Stated task:
Take every line from the listing below that contains "Diseña".

Records from a data source:

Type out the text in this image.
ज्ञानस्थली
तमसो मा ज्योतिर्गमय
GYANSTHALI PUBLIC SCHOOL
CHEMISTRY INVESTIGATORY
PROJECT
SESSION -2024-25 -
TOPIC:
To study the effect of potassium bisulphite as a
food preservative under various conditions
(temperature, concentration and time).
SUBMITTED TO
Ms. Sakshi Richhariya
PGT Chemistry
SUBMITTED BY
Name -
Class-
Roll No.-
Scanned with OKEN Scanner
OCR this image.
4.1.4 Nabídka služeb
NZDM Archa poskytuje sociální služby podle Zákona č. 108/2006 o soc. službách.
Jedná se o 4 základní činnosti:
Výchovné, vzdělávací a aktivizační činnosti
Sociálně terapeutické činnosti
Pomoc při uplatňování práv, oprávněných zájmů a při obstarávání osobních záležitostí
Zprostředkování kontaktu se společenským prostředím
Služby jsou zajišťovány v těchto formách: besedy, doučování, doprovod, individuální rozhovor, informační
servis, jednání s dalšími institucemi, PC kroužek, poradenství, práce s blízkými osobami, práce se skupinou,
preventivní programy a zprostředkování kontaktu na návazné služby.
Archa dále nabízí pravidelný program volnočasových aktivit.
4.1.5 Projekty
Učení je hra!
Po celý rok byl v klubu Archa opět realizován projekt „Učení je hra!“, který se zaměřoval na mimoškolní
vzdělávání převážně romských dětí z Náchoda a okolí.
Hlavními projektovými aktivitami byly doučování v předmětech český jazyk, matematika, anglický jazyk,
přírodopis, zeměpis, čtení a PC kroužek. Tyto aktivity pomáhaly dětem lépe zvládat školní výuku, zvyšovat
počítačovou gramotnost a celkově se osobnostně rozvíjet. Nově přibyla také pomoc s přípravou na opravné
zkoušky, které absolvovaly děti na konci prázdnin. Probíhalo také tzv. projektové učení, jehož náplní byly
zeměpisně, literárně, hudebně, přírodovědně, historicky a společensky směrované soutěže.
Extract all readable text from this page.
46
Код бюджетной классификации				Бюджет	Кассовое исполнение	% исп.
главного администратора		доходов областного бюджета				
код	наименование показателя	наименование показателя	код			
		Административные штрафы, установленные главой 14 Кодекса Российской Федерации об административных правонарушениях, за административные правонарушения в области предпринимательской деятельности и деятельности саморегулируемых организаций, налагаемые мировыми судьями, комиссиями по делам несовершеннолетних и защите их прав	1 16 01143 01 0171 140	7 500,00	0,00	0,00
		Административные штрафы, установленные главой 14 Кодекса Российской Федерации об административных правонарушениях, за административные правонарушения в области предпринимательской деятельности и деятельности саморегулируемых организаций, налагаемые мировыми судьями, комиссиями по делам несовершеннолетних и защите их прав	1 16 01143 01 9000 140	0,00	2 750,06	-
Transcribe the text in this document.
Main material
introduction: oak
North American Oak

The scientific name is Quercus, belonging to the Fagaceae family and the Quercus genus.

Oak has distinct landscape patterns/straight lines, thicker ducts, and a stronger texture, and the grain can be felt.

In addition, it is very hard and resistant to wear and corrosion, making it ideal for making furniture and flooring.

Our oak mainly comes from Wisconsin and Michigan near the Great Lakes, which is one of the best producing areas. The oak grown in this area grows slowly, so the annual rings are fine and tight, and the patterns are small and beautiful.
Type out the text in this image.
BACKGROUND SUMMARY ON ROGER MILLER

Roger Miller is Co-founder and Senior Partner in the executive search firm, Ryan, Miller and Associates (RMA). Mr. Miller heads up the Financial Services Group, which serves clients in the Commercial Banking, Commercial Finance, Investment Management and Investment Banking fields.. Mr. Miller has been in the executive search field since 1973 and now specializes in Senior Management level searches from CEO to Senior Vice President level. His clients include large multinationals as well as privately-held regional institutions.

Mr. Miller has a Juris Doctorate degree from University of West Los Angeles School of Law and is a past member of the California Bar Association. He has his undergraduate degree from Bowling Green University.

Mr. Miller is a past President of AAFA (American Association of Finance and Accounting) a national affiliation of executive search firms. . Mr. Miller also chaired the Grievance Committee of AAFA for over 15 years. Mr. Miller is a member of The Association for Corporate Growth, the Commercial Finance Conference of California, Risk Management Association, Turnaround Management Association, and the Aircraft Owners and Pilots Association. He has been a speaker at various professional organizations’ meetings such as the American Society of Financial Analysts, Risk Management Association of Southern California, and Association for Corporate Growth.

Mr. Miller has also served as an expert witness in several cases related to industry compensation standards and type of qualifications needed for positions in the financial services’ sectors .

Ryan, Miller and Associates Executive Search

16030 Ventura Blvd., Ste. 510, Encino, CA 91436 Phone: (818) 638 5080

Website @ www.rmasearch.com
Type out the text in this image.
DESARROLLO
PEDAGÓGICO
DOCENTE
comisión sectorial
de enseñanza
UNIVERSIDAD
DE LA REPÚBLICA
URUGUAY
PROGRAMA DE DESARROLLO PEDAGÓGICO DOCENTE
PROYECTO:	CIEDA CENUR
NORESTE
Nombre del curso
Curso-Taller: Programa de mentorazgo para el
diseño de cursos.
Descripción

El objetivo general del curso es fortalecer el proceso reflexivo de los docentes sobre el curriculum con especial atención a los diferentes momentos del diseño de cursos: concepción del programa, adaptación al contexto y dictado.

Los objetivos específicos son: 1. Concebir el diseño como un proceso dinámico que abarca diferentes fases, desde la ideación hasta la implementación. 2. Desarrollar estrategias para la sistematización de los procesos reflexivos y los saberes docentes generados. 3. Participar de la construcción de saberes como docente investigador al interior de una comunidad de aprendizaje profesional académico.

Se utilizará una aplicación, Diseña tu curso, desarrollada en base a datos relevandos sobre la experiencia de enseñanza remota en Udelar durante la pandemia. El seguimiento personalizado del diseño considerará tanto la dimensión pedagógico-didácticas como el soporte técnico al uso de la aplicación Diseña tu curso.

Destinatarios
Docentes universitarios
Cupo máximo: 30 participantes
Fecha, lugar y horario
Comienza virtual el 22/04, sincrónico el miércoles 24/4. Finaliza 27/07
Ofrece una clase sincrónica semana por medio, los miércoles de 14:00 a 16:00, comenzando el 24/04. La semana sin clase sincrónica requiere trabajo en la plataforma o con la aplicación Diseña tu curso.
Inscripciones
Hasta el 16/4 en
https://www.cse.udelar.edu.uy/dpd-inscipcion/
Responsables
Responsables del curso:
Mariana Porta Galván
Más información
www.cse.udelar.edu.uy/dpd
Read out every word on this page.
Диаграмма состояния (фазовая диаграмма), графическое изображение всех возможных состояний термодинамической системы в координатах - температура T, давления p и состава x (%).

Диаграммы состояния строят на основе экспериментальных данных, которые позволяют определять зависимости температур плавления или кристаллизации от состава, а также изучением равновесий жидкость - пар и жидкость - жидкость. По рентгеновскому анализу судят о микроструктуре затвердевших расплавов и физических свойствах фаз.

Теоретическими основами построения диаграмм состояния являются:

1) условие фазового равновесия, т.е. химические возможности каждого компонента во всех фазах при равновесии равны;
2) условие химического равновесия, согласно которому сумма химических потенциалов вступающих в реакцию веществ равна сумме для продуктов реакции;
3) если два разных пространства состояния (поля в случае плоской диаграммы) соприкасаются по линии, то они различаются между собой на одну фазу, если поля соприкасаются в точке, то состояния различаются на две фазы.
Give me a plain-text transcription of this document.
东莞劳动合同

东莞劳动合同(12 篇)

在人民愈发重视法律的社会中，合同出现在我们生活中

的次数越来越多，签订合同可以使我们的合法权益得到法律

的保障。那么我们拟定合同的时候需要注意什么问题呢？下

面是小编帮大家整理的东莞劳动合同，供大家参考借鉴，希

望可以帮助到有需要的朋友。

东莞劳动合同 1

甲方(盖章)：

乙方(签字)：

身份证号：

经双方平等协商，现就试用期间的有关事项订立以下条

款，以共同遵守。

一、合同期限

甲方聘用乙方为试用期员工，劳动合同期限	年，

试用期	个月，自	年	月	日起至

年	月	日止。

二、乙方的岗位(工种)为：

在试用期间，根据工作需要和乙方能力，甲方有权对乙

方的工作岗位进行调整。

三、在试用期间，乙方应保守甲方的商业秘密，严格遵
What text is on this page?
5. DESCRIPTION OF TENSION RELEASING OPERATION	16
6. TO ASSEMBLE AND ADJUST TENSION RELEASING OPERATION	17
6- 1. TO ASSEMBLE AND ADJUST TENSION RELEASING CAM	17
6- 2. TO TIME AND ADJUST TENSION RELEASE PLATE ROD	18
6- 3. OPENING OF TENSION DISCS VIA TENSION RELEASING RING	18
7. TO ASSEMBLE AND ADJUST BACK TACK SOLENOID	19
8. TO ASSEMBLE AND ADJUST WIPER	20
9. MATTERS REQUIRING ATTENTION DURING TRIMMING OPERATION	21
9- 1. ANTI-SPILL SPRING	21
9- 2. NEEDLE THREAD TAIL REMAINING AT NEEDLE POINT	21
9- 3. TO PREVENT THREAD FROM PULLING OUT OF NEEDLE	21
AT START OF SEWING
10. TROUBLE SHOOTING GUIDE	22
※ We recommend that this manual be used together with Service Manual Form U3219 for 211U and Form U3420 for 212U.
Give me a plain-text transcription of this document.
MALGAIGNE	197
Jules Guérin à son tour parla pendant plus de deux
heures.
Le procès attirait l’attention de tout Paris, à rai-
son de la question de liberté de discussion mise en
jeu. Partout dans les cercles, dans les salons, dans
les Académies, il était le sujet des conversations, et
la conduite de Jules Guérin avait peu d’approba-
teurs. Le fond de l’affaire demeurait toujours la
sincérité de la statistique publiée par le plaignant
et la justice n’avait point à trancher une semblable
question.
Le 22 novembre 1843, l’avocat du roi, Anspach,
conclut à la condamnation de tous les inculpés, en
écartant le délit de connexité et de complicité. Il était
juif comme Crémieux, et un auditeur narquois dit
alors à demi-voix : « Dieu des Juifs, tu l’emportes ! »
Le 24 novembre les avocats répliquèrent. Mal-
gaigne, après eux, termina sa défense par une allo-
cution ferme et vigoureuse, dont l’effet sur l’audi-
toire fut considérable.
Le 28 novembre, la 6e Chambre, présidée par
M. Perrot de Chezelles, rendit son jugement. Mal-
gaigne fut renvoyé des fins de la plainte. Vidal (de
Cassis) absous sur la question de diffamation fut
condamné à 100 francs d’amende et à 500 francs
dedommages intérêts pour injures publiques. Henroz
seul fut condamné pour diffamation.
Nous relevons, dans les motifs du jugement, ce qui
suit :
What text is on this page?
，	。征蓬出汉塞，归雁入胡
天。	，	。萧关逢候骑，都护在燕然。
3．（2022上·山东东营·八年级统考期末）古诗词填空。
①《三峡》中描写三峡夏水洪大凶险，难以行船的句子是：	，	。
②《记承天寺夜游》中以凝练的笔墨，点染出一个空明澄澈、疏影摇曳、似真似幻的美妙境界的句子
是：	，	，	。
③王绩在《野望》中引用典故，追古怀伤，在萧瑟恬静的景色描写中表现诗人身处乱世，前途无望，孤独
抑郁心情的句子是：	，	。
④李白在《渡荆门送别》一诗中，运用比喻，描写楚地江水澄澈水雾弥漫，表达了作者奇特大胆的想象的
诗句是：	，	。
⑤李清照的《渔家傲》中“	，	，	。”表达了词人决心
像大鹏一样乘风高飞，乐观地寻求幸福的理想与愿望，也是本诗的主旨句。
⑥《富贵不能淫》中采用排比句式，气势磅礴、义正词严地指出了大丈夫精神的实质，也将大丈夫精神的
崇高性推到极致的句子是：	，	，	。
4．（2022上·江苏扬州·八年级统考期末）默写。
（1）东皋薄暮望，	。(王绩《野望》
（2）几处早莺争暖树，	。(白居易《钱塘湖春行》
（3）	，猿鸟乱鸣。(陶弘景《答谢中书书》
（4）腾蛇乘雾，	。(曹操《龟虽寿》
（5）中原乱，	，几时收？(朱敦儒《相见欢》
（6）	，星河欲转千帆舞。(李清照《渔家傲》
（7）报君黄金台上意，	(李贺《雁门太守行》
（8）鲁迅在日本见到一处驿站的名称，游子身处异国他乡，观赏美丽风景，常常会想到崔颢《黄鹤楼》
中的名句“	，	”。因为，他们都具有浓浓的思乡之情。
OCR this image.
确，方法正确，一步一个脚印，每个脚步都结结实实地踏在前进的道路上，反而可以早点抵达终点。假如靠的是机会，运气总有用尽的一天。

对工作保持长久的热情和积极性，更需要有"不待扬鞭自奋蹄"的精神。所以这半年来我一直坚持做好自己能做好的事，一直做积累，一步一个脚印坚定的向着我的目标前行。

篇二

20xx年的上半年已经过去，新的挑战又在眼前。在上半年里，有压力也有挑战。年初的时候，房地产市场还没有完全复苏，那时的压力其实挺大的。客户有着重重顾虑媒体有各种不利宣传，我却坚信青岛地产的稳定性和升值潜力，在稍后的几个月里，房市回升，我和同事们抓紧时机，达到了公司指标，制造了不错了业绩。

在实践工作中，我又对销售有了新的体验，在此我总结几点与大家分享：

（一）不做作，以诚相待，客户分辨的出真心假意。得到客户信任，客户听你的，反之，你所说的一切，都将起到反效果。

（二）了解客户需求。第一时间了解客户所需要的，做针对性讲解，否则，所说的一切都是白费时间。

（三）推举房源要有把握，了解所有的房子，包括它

Written reply:
Se utilizará una aplicación, Diseña tu curso, desarrollada en base a datos relevandos sobre la experiencia de enseñanza remota en Udelar durante la pandemia. El seguimiento personalizado del diseño considerará tanto la dimensión pedagógico-didácticas como el soporte técnico al uso de la aplicación Diseña tu curso.
Ofrece una clase sincrónica semana por medio, los miércoles de 14:00 a 16:00, comenzando el 24/04. La semana sin clase sincrónica requiere trabajo en la plataforma o con la aplicación Diseña tu curso.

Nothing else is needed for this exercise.